Given task: Write the data out again, exactly as given.

Entries supplied:
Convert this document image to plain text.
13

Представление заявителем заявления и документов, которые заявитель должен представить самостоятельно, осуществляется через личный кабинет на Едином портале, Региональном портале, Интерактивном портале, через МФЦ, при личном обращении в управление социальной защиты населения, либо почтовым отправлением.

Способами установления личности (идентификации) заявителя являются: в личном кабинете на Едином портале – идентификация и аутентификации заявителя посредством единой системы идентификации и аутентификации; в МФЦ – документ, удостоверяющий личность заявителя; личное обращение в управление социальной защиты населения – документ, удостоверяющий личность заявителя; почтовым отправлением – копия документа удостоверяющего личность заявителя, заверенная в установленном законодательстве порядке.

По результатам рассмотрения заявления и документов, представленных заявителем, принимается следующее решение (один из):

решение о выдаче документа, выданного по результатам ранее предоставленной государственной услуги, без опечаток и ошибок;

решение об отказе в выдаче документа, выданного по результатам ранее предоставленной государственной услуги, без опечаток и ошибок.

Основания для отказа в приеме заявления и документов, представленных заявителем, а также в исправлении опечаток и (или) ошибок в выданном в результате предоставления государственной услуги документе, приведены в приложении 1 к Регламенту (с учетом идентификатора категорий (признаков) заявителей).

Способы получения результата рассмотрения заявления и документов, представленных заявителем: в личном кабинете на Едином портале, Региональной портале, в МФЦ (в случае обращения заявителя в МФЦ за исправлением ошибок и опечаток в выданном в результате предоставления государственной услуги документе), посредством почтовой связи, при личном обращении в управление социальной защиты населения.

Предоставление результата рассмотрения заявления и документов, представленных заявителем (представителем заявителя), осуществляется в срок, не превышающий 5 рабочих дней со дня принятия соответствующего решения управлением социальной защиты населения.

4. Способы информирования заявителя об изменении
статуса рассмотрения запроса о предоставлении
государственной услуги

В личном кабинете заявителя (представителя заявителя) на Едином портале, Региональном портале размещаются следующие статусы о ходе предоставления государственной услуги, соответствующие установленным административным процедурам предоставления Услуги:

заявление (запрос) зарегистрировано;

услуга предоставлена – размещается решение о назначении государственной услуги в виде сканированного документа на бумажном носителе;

Finished answer:
Convert this document image to plain text.
13

Представление заявителем заявления и документов, которые заявитель должен представить самостоятельно, осуществляется через личный кабинет на Едином портале, Региональном портале, Интерактивном портале, через МФЦ, при личном обращении в управление социальной защиты населения, либо почтовым отправлением.

Способами установления личности (идентификации) заявителя являются: в личном кабинете на Едином портале – идентификация и аутентификации заявителя посредством единой системы идентификации и аутентификации; в МФЦ – документ, удостоверяющий личность заявителя; личное обращение в управление социальной защиты населения – документ, удостоверяющий личность заявителя; почтовым отправлением – копия документа удостоверяющего личность заявителя, заверенная в установленном законодательстве порядке.

По результатам рассмотрения заявления и документов, представленных заявителем, принимается следующее решение (один из):

решение о выдаче документа, выданного по результатам ранее предоставленной государственной услуги, без опечаток и ошибок;

решение об отказе в выдаче документа, выданного по результатам ранее предоставленной государственной услуги, без опечаток и ошибок.

Основания для отказа в приеме заявления и документов, представленных заявителем, а также в исправлении опечаток и (или) ошибок в выданном в результате предоставления государственной услуги документе, приведены в приложении 1 к Регламенту (с учетом идентификатора категорий (признаков) заявителей).

Способы получения результата рассмотрения заявления и документов, представленных заявителем: в личном кабинете на Едином портале, Региональной портале, в МФЦ (в случае обращения заявителя в МФЦ за исправлением ошибок и опечаток в выданном в результате предоставления государственной услуги документе), посредством почтовой связи, при личном обращении в управление социальной защиты населения.

Предоставление результата рассмотрения заявления и документов, представленных заявителем (представителем заявителя), осуществляется в срок, не превышающий 5 рабочих дней со дня принятия соответствующего решения управлением социальной защиты населения.

4. Способы информирования заявителя об изменении
статуса рассмотрения запроса о предоставлении
государственной услуги

В личном кабинете заявителя (представителя заявителя) на Едином портале, Региональном портале размещаются следующие статусы о ходе предоставления государственной услуги, соответствующие установленным административным процедурам предоставления Услуги:

заявление (запрос) зарегистрировано;

услуга предоставлена – размещается решение о назначении государственной услуги в виде сканированного документа на бумажном носителе;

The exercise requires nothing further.